▶ _PROBLEM DESCRIPTION_
Rewrite each line of the items below as a Markdown table with columns No. and Line, numbering the rows and omitting blank lines. Leave the pictures out of the table.

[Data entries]
◇ ◇ ◇ ◇
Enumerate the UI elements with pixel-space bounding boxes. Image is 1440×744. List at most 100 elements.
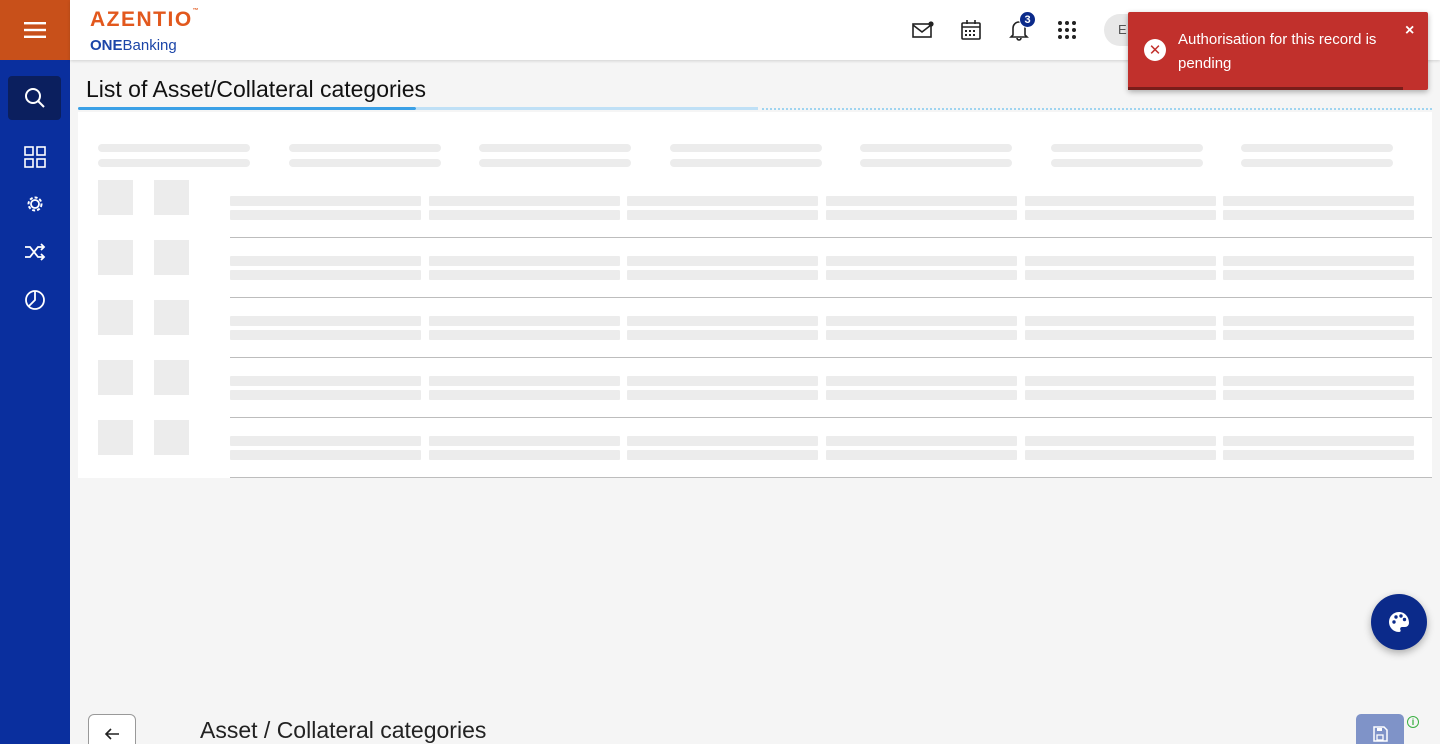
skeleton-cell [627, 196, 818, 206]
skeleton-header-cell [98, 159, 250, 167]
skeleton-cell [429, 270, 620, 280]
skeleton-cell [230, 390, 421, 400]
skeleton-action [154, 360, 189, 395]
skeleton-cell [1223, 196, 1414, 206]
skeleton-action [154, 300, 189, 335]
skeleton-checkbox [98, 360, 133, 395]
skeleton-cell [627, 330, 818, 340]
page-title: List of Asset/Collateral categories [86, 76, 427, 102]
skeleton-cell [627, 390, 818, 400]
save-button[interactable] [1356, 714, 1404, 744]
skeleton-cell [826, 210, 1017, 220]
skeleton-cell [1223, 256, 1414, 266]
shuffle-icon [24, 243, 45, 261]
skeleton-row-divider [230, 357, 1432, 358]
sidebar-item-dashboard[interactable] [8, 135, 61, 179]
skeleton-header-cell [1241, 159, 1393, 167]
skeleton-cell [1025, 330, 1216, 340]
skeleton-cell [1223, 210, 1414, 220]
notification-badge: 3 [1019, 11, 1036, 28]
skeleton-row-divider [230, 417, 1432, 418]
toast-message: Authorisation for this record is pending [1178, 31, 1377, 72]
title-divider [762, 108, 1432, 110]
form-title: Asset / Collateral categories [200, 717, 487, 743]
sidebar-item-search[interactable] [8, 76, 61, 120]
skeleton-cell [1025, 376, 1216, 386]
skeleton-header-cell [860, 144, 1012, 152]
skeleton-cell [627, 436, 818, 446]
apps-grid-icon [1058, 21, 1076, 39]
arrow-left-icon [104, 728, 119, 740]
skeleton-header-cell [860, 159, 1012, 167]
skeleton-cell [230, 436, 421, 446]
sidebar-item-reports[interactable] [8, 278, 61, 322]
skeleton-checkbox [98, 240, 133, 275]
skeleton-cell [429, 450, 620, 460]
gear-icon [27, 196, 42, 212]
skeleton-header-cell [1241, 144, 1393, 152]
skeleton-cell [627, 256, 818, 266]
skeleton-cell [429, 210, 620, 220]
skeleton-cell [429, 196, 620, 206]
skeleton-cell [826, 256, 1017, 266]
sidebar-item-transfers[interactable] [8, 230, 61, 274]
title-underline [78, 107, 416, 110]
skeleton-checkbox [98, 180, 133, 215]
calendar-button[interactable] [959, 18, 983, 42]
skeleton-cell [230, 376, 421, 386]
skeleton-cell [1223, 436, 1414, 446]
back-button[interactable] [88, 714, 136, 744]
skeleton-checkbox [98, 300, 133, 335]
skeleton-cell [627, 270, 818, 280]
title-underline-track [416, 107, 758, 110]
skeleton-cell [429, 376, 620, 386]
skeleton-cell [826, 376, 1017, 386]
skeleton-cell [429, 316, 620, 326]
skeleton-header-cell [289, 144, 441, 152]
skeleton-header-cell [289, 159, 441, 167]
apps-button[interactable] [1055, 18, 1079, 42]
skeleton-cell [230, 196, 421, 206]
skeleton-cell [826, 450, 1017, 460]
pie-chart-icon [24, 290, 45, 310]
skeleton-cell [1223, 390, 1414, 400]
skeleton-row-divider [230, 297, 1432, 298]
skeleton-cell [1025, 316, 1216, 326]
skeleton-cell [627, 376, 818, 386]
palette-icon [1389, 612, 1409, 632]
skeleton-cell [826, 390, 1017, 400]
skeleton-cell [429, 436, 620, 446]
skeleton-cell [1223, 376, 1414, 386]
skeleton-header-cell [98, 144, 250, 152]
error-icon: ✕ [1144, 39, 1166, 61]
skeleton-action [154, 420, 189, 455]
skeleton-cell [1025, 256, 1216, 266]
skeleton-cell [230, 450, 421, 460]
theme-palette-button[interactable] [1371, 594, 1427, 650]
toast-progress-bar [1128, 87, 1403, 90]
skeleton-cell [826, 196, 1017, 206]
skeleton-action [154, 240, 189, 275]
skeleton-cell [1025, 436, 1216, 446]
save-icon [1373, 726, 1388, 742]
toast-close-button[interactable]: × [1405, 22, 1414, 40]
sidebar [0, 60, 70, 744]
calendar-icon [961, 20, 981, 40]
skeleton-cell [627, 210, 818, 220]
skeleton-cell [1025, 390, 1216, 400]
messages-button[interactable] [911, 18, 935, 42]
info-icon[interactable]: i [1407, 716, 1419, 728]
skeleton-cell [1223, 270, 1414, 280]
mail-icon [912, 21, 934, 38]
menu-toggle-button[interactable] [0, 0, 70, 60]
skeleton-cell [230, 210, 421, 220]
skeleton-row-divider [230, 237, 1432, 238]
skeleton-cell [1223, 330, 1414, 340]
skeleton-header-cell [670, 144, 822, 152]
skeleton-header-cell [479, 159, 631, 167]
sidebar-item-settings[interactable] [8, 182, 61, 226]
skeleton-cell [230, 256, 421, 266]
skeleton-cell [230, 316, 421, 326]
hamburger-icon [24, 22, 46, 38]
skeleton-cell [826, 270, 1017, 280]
◇ ◇ ◇ ◇
▶ _FINAL RESULT_
| No. | Line |
|---|---|
| 1 | Enumerate the UI elements with pixel-space bounding boxes. Image is 1440×744. List at most 100 elements. |
| 2 | skeleton-cell [627, 196, 818, 206] |
| 3 | skeleton-header-cell [98, 159, 250, 167] |
| 4 | skeleton-cell [429, 270, 620, 280] |
| 5 | skeleton-cell [230, 390, 421, 400] |
| 6 | skeleton-action [154, 360, 189, 395] |
| 7 | skeleton-cell [1223, 196, 1414, 206] |
| 8 | skeleton-action [154, 300, 189, 335] |
| 9 | skeleton-checkbox [98, 360, 133, 395] |
| 10 | skeleton-cell [627, 330, 818, 340] |
| 11 | page-title: List of Asset/Collateral categories [86, 76, 427, 102] |
| 12 | skeleton-cell [627, 390, 818, 400] |
| 13 | save-button[interactable] [1356, 714, 1404, 744] |
| 14 | skeleton-cell [826, 210, 1017, 220] |
| 15 | skeleton-cell [1223, 256, 1414, 266] |
| 16 | shuffle-icon [24, 243, 45, 261] |
| 17 | skeleton-row-divider [230, 357, 1432, 358] |
| 18 | sidebar-item-dashboard[interactable] [8, 135, 61, 179] |
| 19 | skeleton-header-cell [1241, 159, 1393, 167] |
| 20 | skeleton-cell [1025, 330, 1216, 340] |
| 21 | skeleton-cell [1223, 210, 1414, 220] |
| 22 | notification-badge: 3 [1019, 11, 1036, 28] |
| 23 | skeleton-row-divider [230, 417, 1432, 418] |
| 24 | toast-message: Authorisation for this record is pending [1178, 31, 1377, 72] |
| 25 | title-divider [762, 108, 1432, 110] |
| 26 | form-title: Asset / Collateral categories [200, 717, 487, 743] |
| 27 | sidebar-item-search[interactable] [8, 76, 61, 120] |
| 28 | skeleton-cell [1025, 376, 1216, 386] |
| 29 | skeleton-header-cell [860, 144, 1012, 152] |
| 30 | skeleton-cell [627, 436, 818, 446] |
| 31 | apps-grid-icon [1058, 21, 1076, 39] |
| 32 | arrow-left-icon [104, 728, 119, 740] |
| 33 | skeleton-header-cell [860, 159, 1012, 167] |
| 34 | skeleton-cell [230, 436, 421, 446] |
| 35 | sidebar-item-reports[interactable] [8, 278, 61, 322] |
| 36 | skeleton-checkbox [98, 240, 133, 275] |
| 37 | skeleton-cell [429, 450, 620, 460] |
| 38 | gear-icon [27, 196, 42, 212] |
| 39 | skeleton-header-cell [1241, 144, 1393, 152] |
| 40 | skeleton-cell [627, 256, 818, 266] |
| 41 | skeleton-cell [429, 210, 620, 220] |
| 42 | skeleton-cell [429, 196, 620, 206] |
| 43 | skeleton-cell [826, 256, 1017, 266] |
| 44 | sidebar-item-transfers[interactable] [8, 230, 61, 274] |
| 45 | title-underline [78, 107, 416, 110] |
| 46 | skeleton-checkbox [98, 180, 133, 215] |
| 47 | calendar-button[interactable] [959, 18, 983, 42] |
| 48 | skeleton-cell [230, 376, 421, 386] |
| 49 | skeleton-cell [1223, 436, 1414, 446] |
| 50 | back-button[interactable] [88, 714, 136, 744] |
| 51 | skeleton-checkbox [98, 300, 133, 335] |
| 52 | skeleton-cell [627, 270, 818, 280] |
| 53 | title-underline-track [416, 107, 758, 110] |
| 54 | skeleton-cell [429, 376, 620, 386] |
| 55 | skeleton-cell [826, 376, 1017, 386] |
| 56 | skeleton-cell [429, 316, 620, 326] |
| 57 | skeleton-header-cell [289, 144, 441, 152] |
| 58 | skeleton-header-cell [289, 159, 441, 167] |
| 59 | apps-button[interactable] [1055, 18, 1079, 42] |
| 60 | skeleton-cell [230, 196, 421, 206] |
| 61 | skeleton-cell [826, 450, 1017, 460] |
| 62 | pie-chart-icon [24, 290, 45, 310] |
| 63 | skeleton-cell [1223, 390, 1414, 400] |
| 64 | skeleton-row-divider [230, 297, 1432, 298] |
| 65 | skeleton-cell [1025, 316, 1216, 326] |
| 66 | skeleton-cell [627, 376, 818, 386] |
| 67 | palette-icon [1389, 612, 1409, 632] |
| 68 | skeleton-cell [826, 390, 1017, 400] |
| 69 | skeleton-cell [429, 436, 620, 446] |
| 70 | skeleton-cell [1223, 376, 1414, 386] |
| 71 | skeleton-header-cell [98, 144, 250, 152] |
| 72 | error-icon: ✕ [1144, 39, 1166, 61] |
| 73 | skeleton-action [154, 420, 189, 455] |
| 74 | skeleton-cell [1025, 256, 1216, 266] |
| 75 | skeleton-cell [230, 450, 421, 460] |
| 76 | theme-palette-button[interactable] [1371, 594, 1427, 650] |
| 77 | toast-progress-bar [1128, 87, 1403, 90] |
| 78 | skeleton-cell [826, 196, 1017, 206] |
| 79 | skeleton-action [154, 240, 189, 275] |
| 80 | skeleton-cell [1025, 436, 1216, 446] |
| 81 | save-icon [1373, 726, 1388, 742] |
| 82 | toast-close-button[interactable]: × [1405, 22, 1414, 40] |
| 83 | sidebar [0, 60, 70, 744] |
| 84 | calendar-icon [961, 20, 981, 40] |
| 85 | skeleton-cell [627, 210, 818, 220] |
| 86 | skeleton-cell [1025, 390, 1216, 400] |
| 87 | messages-button[interactable] [911, 18, 935, 42] |
| 88 | info-icon[interactable]: i [1407, 716, 1419, 728] |
| 89 | skeleton-cell [1223, 270, 1414, 280] |
| 90 | mail-icon [912, 21, 934, 38] |
| 91 | menu-toggle-button[interactable] [0, 0, 70, 60] |
| 92 | skeleton-cell [230, 210, 421, 220] |
| 93 | skeleton-row-divider [230, 237, 1432, 238] |
| 94 | skeleton-cell [1223, 330, 1414, 340] |
| 95 | skeleton-header-cell [670, 144, 822, 152] |
| 96 | skeleton-header-cell [479, 159, 631, 167] |
| 97 | sidebar-item-settings[interactable] [8, 182, 61, 226] |
| 98 | skeleton-cell [230, 256, 421, 266] |
| 99 | skeleton-cell [230, 316, 421, 326] |
| 100 | hamburger-icon [24, 22, 46, 38] |
| 101 | skeleton-cell [826, 270, 1017, 280] |